From the listing that follows, extract every line and set it down unaltered.

Stored data:
# # # # # # #

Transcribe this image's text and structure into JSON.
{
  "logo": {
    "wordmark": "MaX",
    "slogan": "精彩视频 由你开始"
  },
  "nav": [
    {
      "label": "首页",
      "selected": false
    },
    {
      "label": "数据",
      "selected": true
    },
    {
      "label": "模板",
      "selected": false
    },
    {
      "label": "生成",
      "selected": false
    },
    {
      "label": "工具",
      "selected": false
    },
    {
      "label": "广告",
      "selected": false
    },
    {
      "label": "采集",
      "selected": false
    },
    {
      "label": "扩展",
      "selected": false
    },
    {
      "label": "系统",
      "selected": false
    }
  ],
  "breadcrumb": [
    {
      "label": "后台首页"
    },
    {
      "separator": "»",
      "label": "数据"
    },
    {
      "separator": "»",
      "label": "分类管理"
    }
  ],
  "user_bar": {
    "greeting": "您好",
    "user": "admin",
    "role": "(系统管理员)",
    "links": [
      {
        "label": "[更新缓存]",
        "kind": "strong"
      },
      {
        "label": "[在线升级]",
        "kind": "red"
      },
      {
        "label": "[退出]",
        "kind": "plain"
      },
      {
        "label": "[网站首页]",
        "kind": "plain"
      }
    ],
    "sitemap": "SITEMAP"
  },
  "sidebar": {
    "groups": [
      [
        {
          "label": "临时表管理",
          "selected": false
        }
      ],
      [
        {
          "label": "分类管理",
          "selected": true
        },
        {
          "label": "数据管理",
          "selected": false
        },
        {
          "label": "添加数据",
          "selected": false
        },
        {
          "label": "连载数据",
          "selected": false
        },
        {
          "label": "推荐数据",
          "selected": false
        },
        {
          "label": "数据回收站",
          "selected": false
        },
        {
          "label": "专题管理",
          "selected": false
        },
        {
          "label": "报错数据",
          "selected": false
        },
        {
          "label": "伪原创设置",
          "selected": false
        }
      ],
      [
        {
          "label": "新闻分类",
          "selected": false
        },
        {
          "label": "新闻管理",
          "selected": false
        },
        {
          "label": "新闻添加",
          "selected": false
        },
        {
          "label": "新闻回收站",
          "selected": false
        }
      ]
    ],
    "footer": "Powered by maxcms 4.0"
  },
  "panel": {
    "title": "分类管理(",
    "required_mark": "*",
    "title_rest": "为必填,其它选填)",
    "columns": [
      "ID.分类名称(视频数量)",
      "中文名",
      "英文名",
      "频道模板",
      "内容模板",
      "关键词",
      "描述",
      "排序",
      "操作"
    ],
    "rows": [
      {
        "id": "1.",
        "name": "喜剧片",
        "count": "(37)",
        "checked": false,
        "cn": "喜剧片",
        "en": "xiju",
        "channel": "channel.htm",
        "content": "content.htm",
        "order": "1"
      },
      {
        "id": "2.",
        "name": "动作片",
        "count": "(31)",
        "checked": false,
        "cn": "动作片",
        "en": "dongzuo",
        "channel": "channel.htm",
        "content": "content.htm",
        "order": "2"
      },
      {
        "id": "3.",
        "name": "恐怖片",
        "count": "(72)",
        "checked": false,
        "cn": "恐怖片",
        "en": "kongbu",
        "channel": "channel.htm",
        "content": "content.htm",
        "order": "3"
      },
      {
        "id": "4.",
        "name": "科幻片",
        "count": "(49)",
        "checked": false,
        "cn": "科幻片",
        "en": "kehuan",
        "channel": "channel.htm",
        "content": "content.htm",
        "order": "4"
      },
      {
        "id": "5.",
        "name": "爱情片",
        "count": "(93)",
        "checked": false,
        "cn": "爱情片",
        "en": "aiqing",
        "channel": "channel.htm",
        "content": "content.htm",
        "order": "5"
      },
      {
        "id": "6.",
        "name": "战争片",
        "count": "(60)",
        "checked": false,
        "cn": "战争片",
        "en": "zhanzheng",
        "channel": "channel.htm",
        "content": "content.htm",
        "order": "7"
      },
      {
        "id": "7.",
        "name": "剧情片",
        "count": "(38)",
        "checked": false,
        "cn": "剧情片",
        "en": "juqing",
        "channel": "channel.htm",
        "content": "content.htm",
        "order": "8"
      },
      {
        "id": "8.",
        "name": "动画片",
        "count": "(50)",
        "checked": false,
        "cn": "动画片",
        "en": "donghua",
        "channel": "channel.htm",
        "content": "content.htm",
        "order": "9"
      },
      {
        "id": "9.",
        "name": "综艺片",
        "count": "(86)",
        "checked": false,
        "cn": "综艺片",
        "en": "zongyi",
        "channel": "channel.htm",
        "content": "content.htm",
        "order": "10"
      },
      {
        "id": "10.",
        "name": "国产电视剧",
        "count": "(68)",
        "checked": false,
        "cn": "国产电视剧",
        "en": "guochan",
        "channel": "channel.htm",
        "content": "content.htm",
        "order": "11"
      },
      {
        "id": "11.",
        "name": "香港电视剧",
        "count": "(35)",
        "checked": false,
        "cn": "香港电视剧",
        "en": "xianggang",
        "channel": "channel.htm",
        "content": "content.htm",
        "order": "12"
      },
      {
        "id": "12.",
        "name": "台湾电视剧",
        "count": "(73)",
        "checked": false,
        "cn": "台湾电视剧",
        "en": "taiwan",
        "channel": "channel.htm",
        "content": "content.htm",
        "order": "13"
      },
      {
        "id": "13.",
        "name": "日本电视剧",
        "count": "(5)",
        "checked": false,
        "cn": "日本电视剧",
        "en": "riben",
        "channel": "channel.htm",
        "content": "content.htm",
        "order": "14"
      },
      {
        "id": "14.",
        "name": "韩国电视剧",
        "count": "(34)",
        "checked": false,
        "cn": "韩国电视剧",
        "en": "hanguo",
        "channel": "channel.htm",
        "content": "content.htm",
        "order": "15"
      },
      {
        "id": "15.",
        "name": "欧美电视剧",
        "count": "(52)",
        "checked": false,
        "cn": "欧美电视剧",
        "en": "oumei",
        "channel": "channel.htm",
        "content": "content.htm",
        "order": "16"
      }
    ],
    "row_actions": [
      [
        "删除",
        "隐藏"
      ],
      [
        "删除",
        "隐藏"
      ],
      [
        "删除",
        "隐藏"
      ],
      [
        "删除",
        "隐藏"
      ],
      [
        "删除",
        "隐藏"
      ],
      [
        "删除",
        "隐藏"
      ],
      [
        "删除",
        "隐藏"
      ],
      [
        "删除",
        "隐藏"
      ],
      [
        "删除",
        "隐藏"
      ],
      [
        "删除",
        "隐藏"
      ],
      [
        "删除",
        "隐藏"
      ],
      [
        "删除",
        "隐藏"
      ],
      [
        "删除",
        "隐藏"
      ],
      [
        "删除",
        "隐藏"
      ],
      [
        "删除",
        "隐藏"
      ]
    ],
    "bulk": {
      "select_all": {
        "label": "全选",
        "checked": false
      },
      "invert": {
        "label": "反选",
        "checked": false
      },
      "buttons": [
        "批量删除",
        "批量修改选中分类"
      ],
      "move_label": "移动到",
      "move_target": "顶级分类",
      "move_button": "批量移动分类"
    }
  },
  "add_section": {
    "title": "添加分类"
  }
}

# # # # # # #

■ **Finished exercise**:
Transcribe this image's text and structure into JSON.
{
  "logo": {
    "wordmark": "MaX",
    "slogan": "精彩视频 由你开始"
  },
  "nav": [
    {
      "label": "首页",
      "selected": false
    },
    {
      "label": "数据",
      "selected": true
    },
    {
      "label": "模板",
      "selected": false
    },
    {
      "label": "生成",
      "selected": false
    },
    {
      "label": "工具",
      "selected": false
    },
    {
      "label": "广告",
      "selected": false
    },
    {
      "label": "采集",
      "selected": false
    },
    {
      "label": "扩展",
      "selected": false
    },
    {
      "label": "系统",
      "selected": false
    }
  ],
  "breadcrumb": [
    {
      "label": "后台首页"
    },
    {
      "separator": "»",
      "label": "数据"
    },
    {
      "separator": "»",
      "label": "分类管理"
    }
  ],
  "user_bar": {
    "greeting": "您好",
    "user": "admin",
    "role": "(系统管理员)",
    "links": [
      {
        "label": "[更新缓存]",
        "kind": "strong"
      },
      {
        "label": "[在线升级]",
        "kind": "red"
      },
      {
        "label": "[退出]",
        "kind": "plain"
      },
      {
        "label": "[网站首页]",
        "kind": "plain"
      }
    ],
    "sitemap": "SITEMAP"
  },
  "sidebar": {
    "groups": [
      [
        {
          "label": "临时表管理",
          "selected": false
        }
      ],
      [
        {
          "label": "分类管理",
          "selected": true
        },
        {
          "label": "数据管理",
          "selected": false
        },
        {
          "label": "添加数据",
          "selected": false
        },
        {
          "label": "连载数据",
          "selected": false
        },
        {
          "label": "推荐数据",
          "selected": false
        },
        {
          "label": "数据回收站",
          "selected": false
        },
        {
          "label": "专题管理",
          "selected": false
        },
        {
          "label": "报错数据",
          "selected": false
        },
        {
          "label": "伪原创设置",
          "selected": false
        }
      ],
      [
        {
          "label": "新闻分类",
          "selected": false
        },
        {
          "label": "新闻管理",
          "selected": false
        },
        {
          "label": "新闻添加",
          "selected": false
        },
        {
          "label": "新闻回收站",
          "selected": false
        }
      ]
    ],
    "footer": "Powered by maxcms 4.0"
  },
  "panel": {
    "title": "分类管理(",
    "required_mark": "*",
    "title_rest": "为必填,其它选填)",
    "columns": [
      "ID.分类名称(视频数量)",
      "中文名",
      "英文名",
      "频道模板",
      "内容模板",
      "关键词",
      "描述",
      "排序",
      "操作"
    ],
    "rows": [
      {
        "id": "1.",
        "name": "喜剧片",
        "count": "(37)",
        "checked": false,
        "cn": "喜剧片",
        "en": "xiju",
        "channel": "channel.htm",
        "content": "content.htm",
        "order": "1"
      },
      {
        "id": "2.",
        "name": "动作片",
        "count": "(31)",
        "checked": false,
        "cn": "动作片",
        "en": "dongzuo",
        "channel": "channel.htm",
        "content": "content.htm",
        "order": "2"
      },
      {
        "id": "3.",
        "name": "恐怖片",
        "count": "(72)",
        "checked": false,
        "cn": "恐怖片",
        "en": "kongbu",
        "channel": "channel.htm",
        "content": "content.htm",
        "order": "3"
      },
      {
        "id": "4.",
        "name": "科幻片",
        "count": "(49)",
        "checked": false,
        "cn": "科幻片",
        "en": "kehuan",
        "channel": "channel.htm",
        "content": "content.htm",
        "order": "4"
      },
      {
        "id": "5.",
        "name": "爱情片",
        "count": "(93)",
        "checked": false,
        "cn": "爱情片",
        "en": "aiqing",
        "channel": "channel.htm",
        "content": "content.htm",
        "order": "5"
      },
      {
        "id": "6.",
        "name": "战争片",
        "count": "(60)",
        "checked": false,
        "cn": "战争片",
        "en": "zhanzheng",
        "channel": "channel.htm",
        "content": "content.htm",
        "order": "7"
      },
      {
        "id": "7.",
        "name": "剧情片",
        "count": "(38)",
        "checked": false,
        "cn": "剧情片",
        "en": "juqing",
        "channel": "channel.htm",
        "content": "content.htm",
        "order": "8"
      },
      {
        "id": "8.",
        "name": "动画片",
        "count": "(50)",
        "checked": false,
        "cn": "动画片",
        "en": "donghua",
        "channel": "channel.htm",
        "content": "content.htm",
        "order": "9"
      },
      {
        "id": "9.",
        "name": "综艺片",
        "count": "(86)",
        "checked": false,
        "cn": "综艺片",
        "en": "zongyi",
        "channel": "channel.htm",
        "content": "content.htm",
        "order": "10"
      },
      {
        "id": "10.",
        "name": "国产电视剧",
        "count": "(68)",
        "checked": false,
        "cn": "国产电视剧",
        "en": "guochan",
        "channel": "channel.htm",
        "content": "content.htm",
        "order": "11"
      },
      {
        "id": "11.",
        "name": "香港电视剧",
        "count": "(35)",
        "checked": false,
        "cn": "香港电视剧",
        "en": "xianggang",
        "channel": "channel.htm",
        "content": "content.htm",
        "order": "12"
      },
      {
        "id": "12.",
        "name": "台湾电视剧",
        "count": "(73)",
        "checked": false,
        "cn": "台湾电视剧",
        "en": "taiwan",
        "channel": "channel.htm",
        "content": "content.htm",
        "order": "13"
      },
      {
        "id": "13.",
        "name": "日本电视剧",
        "count": "(5)",
        "checked": false,
        "cn": "日本电视剧",
        "en": "riben",
        "channel": "channel.htm",
        "content": "content.htm",
        "order": "14"
      },
      {
        "id": "14.",
        "name": "韩国电视剧",
        "count": "(34)",
        "checked": false,
        "cn": "韩国电视剧",
        "en": "hanguo",
        "channel": "channel.htm",
        "content": "content.htm",
        "order": "15"
      },
      {
        "id": "15.",
        "name": "欧美电视剧",
        "count": "(52)",
        "checked": false,
        "cn": "欧美电视剧",
        "en": "oumei",
        "channel": "channel.htm",
        "content": "content.htm",
        "order": "16"
      }
    ],
    "row_actions": [
      [
        "删除",
        "隐藏"
      ],
      [
        "删除",
        "隐藏"
      ],
      [
        "删除",
        "隐藏"
      ],
      [
        "删除",
        "隐藏"
      ],
      [
        "删除",
        "隐藏"
      ],
      [
        "删除",
        "隐藏"
      ],
      [
        "删除",
        "隐藏"
      ],
      [
        "删除",
        "隐藏"
      ],
      [
        "删除",
        "隐藏"
      ],
      [
        "删除",
        "隐藏"
      ],
      [
        "删除",
        "隐藏"
      ],
      [
        "删除",
        "隐藏"
      ],
      [
        "删除",
        "隐藏"
      ],
      [
        "删除",
        "隐藏"
      ],
      [
        "删除",
        "隐藏"
      ]
    ],
    "bulk": {
      "select_all": {
        "label": "全选",
        "checked": false
      },
      "invert": {
        "label": "反选",
        "checked": false
      },
      "buttons": [
        "批量删除",
        "批量修改选中分类"
      ],
      "move_label": "移动到",
      "move_target": "顶级分类",
      "move_button": "批量移动分类"
    }
  },
  "add_section": {
    "title": "添加分类"
  }
}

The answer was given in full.